> **Written instruction**: Word for word, restate every line of the material.

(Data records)
☆ ☆ ☆ ☆

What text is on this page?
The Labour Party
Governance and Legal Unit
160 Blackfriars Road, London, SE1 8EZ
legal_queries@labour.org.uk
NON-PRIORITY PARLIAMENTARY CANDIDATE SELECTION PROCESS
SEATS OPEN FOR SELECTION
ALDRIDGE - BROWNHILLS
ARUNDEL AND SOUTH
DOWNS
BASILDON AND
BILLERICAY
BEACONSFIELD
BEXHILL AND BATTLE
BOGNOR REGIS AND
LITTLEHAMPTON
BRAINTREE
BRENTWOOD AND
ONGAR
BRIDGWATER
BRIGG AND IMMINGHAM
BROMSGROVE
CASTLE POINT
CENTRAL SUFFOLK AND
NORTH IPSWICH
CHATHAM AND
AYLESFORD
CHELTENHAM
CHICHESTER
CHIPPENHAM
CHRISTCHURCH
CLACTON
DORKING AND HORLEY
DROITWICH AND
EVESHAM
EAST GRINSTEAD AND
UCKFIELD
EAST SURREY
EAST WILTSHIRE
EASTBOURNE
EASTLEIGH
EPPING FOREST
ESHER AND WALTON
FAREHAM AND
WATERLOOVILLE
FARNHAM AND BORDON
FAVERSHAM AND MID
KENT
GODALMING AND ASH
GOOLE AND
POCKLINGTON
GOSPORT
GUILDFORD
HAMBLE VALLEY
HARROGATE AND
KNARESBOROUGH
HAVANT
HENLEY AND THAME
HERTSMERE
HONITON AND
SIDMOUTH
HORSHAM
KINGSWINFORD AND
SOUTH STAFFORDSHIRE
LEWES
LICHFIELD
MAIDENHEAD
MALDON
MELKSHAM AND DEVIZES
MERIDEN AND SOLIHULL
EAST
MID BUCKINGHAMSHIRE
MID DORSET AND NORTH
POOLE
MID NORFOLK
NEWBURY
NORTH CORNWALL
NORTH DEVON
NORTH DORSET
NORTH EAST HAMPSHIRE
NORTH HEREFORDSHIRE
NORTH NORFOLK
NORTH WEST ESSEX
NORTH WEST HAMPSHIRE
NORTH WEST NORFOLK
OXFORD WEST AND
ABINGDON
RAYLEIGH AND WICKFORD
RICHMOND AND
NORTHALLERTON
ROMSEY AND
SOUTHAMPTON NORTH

☆ ☆ ☆ ☆

> **Exercise output**:
What text is on this page?
The Labour Party
Governance and Legal Unit
160 Blackfriars Road, London, SE1 8EZ
legal_queries@labour.org.uk
NON-PRIORITY PARLIAMENTARY CANDIDATE SELECTION PROCESS
SEATS OPEN FOR SELECTION
ALDRIDGE - BROWNHILLS
ARUNDEL AND SOUTH
DOWNS
BASILDON AND
BILLERICAY
BEACONSFIELD
BEXHILL AND BATTLE
BOGNOR REGIS AND
LITTLEHAMPTON
BRAINTREE
BRENTWOOD AND
ONGAR
BRIDGWATER
BRIGG AND IMMINGHAM
BROMSGROVE
CASTLE POINT
CENTRAL SUFFOLK AND
NORTH IPSWICH
CHATHAM AND
AYLESFORD
CHELTENHAM
CHICHESTER
CHIPPENHAM
CHRISTCHURCH
CLACTON
DORKING AND HORLEY
DROITWICH AND
EVESHAM
EAST GRINSTEAD AND
UCKFIELD
EAST SURREY
EAST WILTSHIRE
EASTBOURNE
EASTLEIGH
EPPING FOREST
ESHER AND WALTON
FAREHAM AND
WATERLOOVILLE
FARNHAM AND BORDON
FAVERSHAM AND MID
KENT
GODALMING AND ASH
GOOLE AND
POCKLINGTON
GOSPORT
GUILDFORD
HAMBLE VALLEY
HARROGATE AND
KNARESBOROUGH
HAVANT
HENLEY AND THAME
HERTSMERE
HONITON AND
SIDMOUTH
HORSHAM
KINGSWINFORD AND
SOUTH STAFFORDSHIRE
LEWES
LICHFIELD
MAIDENHEAD
MALDON
MELKSHAM AND DEVIZES
MERIDEN AND SOLIHULL
EAST
MID BUCKINGHAMSHIRE
MID DORSET AND NORTH
POOLE
MID NORFOLK
NEWBURY
NORTH CORNWALL
NORTH DEVON
NORTH DORSET
NORTH EAST HAMPSHIRE
NORTH HEREFORDSHIRE
NORTH NORFOLK
NORTH WEST ESSEX
NORTH WEST HAMPSHIRE
NORTH WEST NORFOLK
OXFORD WEST AND
ABINGDON
RAYLEIGH AND WICKFORD
RICHMOND AND
NORTHALLERTON
ROMSEY AND
SOUTHAMPTON NORTH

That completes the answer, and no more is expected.